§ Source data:

##############################

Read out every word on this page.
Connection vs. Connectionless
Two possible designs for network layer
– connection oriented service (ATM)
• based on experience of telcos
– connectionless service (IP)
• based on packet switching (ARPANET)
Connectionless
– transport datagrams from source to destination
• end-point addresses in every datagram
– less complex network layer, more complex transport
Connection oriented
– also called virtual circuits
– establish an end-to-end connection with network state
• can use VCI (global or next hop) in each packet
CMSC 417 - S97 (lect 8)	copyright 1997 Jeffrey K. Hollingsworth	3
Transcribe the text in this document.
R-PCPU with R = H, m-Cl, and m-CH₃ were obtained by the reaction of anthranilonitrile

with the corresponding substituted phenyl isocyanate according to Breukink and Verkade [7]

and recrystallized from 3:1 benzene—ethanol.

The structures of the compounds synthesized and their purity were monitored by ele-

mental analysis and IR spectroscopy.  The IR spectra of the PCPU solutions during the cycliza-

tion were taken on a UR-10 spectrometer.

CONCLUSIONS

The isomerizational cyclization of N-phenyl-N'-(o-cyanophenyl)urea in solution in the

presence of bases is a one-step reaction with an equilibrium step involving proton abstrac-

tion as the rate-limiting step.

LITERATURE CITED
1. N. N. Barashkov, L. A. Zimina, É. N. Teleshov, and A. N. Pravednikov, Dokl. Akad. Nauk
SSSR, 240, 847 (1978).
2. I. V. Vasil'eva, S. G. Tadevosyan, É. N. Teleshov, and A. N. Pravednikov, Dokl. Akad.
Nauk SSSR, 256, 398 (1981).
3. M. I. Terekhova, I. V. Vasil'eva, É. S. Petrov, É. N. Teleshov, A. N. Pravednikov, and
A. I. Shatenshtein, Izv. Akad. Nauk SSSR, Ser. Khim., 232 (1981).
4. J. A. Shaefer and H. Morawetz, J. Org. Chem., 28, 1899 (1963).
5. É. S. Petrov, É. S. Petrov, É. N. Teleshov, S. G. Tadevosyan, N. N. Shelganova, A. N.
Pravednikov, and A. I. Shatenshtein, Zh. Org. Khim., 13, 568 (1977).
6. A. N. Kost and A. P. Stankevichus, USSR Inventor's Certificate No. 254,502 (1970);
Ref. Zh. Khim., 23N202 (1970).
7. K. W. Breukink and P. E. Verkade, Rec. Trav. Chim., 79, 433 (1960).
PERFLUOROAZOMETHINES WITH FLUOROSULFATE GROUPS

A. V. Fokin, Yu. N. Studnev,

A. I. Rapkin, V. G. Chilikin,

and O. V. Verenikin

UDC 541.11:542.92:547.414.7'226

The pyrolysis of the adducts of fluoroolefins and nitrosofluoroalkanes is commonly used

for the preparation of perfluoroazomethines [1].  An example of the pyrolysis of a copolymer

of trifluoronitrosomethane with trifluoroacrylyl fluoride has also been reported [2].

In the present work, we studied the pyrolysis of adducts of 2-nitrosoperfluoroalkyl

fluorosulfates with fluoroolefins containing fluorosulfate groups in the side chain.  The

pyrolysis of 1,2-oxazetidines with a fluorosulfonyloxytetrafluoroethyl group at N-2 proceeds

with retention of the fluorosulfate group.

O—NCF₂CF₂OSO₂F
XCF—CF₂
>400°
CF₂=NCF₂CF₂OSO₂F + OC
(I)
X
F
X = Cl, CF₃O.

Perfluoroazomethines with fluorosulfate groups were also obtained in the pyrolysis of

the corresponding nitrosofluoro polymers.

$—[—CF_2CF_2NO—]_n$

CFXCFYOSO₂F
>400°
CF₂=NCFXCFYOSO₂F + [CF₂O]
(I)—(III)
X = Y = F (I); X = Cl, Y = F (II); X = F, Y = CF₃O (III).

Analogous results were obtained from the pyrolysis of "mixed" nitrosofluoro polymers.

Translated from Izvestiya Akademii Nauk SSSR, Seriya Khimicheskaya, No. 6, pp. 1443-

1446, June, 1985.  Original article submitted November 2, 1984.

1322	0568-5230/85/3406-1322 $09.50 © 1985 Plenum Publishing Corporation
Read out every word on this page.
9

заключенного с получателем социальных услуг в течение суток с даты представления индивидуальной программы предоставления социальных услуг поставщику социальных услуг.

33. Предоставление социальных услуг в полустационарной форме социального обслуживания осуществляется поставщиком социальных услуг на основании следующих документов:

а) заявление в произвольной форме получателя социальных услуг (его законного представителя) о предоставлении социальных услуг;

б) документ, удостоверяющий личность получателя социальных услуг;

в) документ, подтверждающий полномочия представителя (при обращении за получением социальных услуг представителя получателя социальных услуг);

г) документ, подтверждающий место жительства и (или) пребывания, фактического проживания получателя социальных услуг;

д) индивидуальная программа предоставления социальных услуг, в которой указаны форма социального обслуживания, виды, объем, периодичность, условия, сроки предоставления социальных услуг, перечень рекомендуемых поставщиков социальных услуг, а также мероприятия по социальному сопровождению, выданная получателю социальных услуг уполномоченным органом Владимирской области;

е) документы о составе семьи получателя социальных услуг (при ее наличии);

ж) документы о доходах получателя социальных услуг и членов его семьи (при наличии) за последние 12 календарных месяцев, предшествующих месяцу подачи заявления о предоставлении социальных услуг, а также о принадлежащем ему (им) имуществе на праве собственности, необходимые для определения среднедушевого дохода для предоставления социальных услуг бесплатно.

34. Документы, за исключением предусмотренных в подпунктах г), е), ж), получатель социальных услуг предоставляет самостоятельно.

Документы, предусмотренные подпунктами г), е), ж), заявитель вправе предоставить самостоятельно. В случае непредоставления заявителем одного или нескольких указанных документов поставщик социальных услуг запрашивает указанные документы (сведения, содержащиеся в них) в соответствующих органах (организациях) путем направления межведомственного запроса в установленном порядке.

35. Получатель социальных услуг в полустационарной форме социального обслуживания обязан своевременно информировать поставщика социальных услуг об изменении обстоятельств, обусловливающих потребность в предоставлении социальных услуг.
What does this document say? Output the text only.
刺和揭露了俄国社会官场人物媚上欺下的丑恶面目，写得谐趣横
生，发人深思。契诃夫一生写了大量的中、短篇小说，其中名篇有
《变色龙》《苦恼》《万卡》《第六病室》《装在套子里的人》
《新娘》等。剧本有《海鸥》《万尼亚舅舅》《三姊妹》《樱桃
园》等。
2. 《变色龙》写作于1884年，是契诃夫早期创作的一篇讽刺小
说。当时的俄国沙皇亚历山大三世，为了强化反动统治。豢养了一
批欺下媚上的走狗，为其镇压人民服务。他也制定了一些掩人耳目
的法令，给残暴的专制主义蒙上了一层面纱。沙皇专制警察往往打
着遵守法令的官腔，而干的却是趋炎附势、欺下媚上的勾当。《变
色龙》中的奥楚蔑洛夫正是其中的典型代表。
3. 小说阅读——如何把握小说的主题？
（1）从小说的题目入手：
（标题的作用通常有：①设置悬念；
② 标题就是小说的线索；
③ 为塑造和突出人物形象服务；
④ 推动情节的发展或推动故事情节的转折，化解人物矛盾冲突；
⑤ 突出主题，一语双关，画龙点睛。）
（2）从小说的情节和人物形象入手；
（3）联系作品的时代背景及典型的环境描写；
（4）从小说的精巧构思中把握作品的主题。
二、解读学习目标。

##############################

§ Exercise goal:
From the listing above, pick out each line where the word "packet" appears.

§ Completed exercise:
• based on packet switching (ARPANET)
• can use VCI (global or next hop) in each packet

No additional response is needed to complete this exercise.